● PROMPT
Please give the entries again in full and exactly, without any picture.
** start of PROVIDED MATERIAL **
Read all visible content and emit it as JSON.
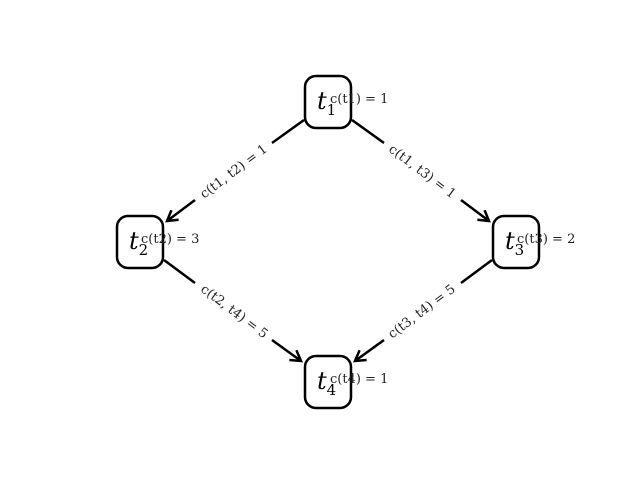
{
  "nodes": [
    {
      "id": "t1",
      "label": "t1",
      "label_base": "t",
      "label_sub": "1",
      "cost_text": "c(t1) = 1"
    },
    {
      "id": "t2",
      "label": "t2",
      "label_base": "t",
      "label_sub": "2",
      "cost_text": "c(t2) = 3"
    },
    {
      "id": "t3",
      "label": "t3",
      "label_base": "t",
      "label_sub": "3",
      "cost_text": "c(t3) = 2"
    },
    {
      "id": "t4",
      "label": "t4",
      "label_base": "t",
      "label_sub": "4",
      "cost_text": "c(t4) = 1"
    }
  ],
  "edges": [
    {
      "from": "t1",
      "to": "t2",
      "label": "c(t1, t2) = 1"
    },
    {
      "from": "t1",
      "to": "t3",
      "label": "c(t1, t3) = 1"
    },
    {
      "from": "t2",
      "to": "t4",
      "label": "c(t2, t4) = 5"
    },
    {
      "from": "t3",
      "to": "t4",
      "label": "c(t3, t4) = 5"
    }
  ]
}
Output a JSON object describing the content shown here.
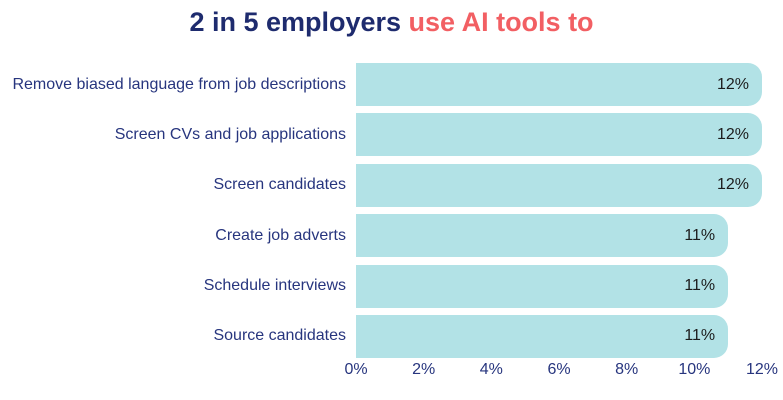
{
  "title": {
    "part1": "2 in 5 employers",
    "part2": " use AI tools to"
  },
  "colors": {
    "navy": "#1e2b6e",
    "coral": "#f25f63",
    "bar_fill": "#b2e2e6",
    "value_text": "#1c1c1c"
  },
  "chart_data": {
    "type": "bar",
    "orientation": "horizontal",
    "title": "2 in 5 employers use AI tools to",
    "categories": [
      "Remove biased language from job descriptions",
      "Screen CVs and job applications",
      "Screen candidates",
      "Create job adverts",
      "Schedule interviews",
      "Source candidates"
    ],
    "values": [
      12,
      12,
      12,
      11,
      11,
      11
    ],
    "value_labels": [
      "12%",
      "12%",
      "12%",
      "11%",
      "11%",
      "11%"
    ],
    "xlabel": "",
    "ylabel": "",
    "xlim": [
      0,
      12
    ],
    "x_ticks": [
      "0%",
      "2%",
      "4%",
      "6%",
      "8%",
      "10%",
      "12%"
    ],
    "grid": false,
    "legend": false
  }
}
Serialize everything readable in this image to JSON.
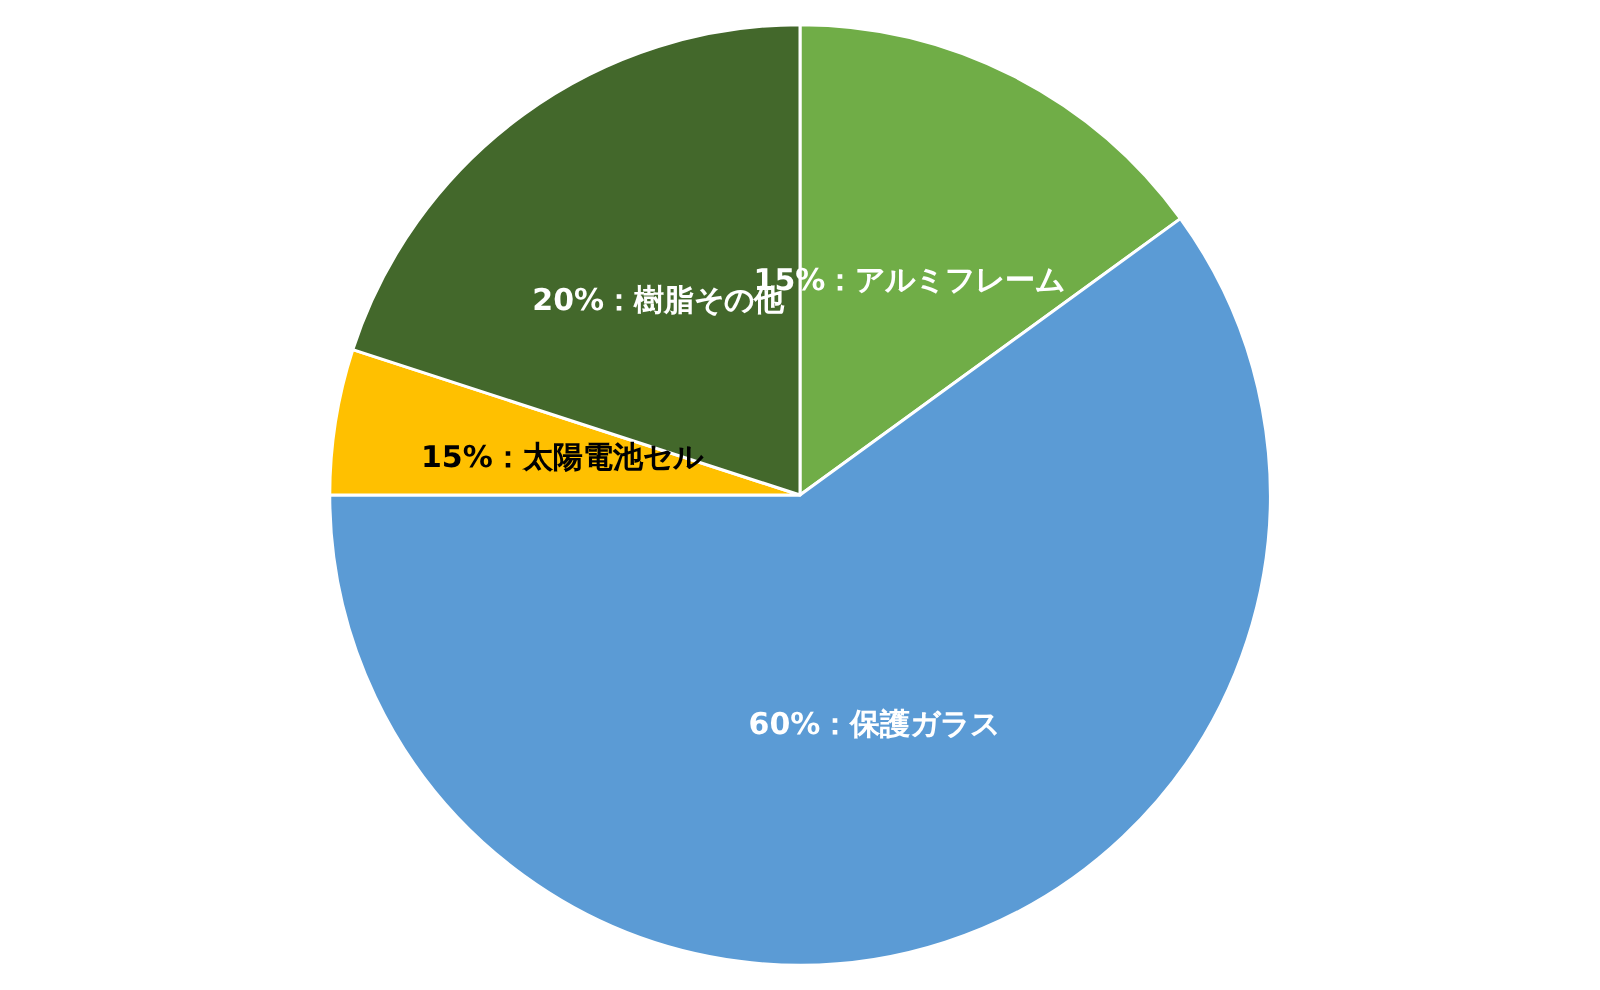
{
  "chart_data": {
    "type": "pie",
    "categories": [
      "15%：アルミフレーム",
      "60%：保護ガラス",
      "15%：太陽電池セル",
      "20%：樹脂その他"
    ],
    "values": [
      15,
      60,
      5,
      20
    ],
    "colors": [
      "#70ad47",
      "#5b9bd5",
      "#ffc000",
      "#43682b"
    ],
    "legend": false
  }
}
** end of PROVIDED MATERIAL **
● EXERCISE RESPONSE
Read all visible content and emit it as JSON.
{
  "nodes": [
    {
      "id": "t1",
      "label": "t1",
      "label_base": "t",
      "label_sub": "1",
      "cost_text": "c(t1) = 1"
    },
    {
      "id": "t2",
      "label": "t2",
      "label_base": "t",
      "label_sub": "2",
      "cost_text": "c(t2) = 3"
    },
    {
      "id": "t3",
      "label": "t3",
      "label_base": "t",
      "label_sub": "3",
      "cost_text": "c(t3) = 2"
    },
    {
      "id": "t4",
      "label": "t4",
      "label_base": "t",
      "label_sub": "4",
      "cost_text": "c(t4) = 1"
    }
  ],
  "edges": [
    {
      "from": "t1",
      "to": "t2",
      "label": "c(t1, t2) = 1"
    },
    {
      "from": "t1",
      "to": "t3",
      "label": "c(t1, t3) = 1"
    },
    {
      "from": "t2",
      "to": "t4",
      "label": "c(t2, t4) = 5"
    },
    {
      "from": "t3",
      "to": "t4",
      "label": "c(t3, t4) = 5"
    }
  ]
}
Output a JSON object describing the content shown here.
{
  "title": {
    "part1": "2 in 5 employers",
    "part2": " use AI tools to"
  },
  "colors": {
    "navy": "#1e2b6e",
    "coral": "#f25f63",
    "bar_fill": "#b2e2e6",
    "value_text": "#1c1c1c"
  },
  "chart_data": {
    "type": "bar",
    "orientation": "horizontal",
    "title": "2 in 5 employers use AI tools to",
    "categories": [
      "Remove biased language from job descriptions",
      "Screen CVs and job applications",
      "Screen candidates",
      "Create job adverts",
      "Schedule interviews",
      "Source candidates"
    ],
    "values": [
      12,
      12,
      12,
      11,
      11,
      11
    ],
    "value_labels": [
      "12%",
      "12%",
      "12%",
      "11%",
      "11%",
      "11%"
    ],
    "xlabel": "",
    "ylabel": "",
    "xlim": [
      0,
      12
    ],
    "x_ticks": [
      "0%",
      "2%",
      "4%",
      "6%",
      "8%",
      "10%",
      "12%"
    ],
    "grid": false,
    "legend": false
  }
}
Serialize everything readable in this image to JSON.
{
  "chart_data": {
    "type": "pie",
    "categories": [
      "15%：アルミフレーム",
      "60%：保護ガラス",
      "15%：太陽電池セル",
      "20%：樹脂その他"
    ],
    "values": [
      15,
      60,
      5,
      20
    ],
    "colors": [
      "#70ad47",
      "#5b9bd5",
      "#ffc000",
      "#43682b"
    ],
    "legend": false
  }
}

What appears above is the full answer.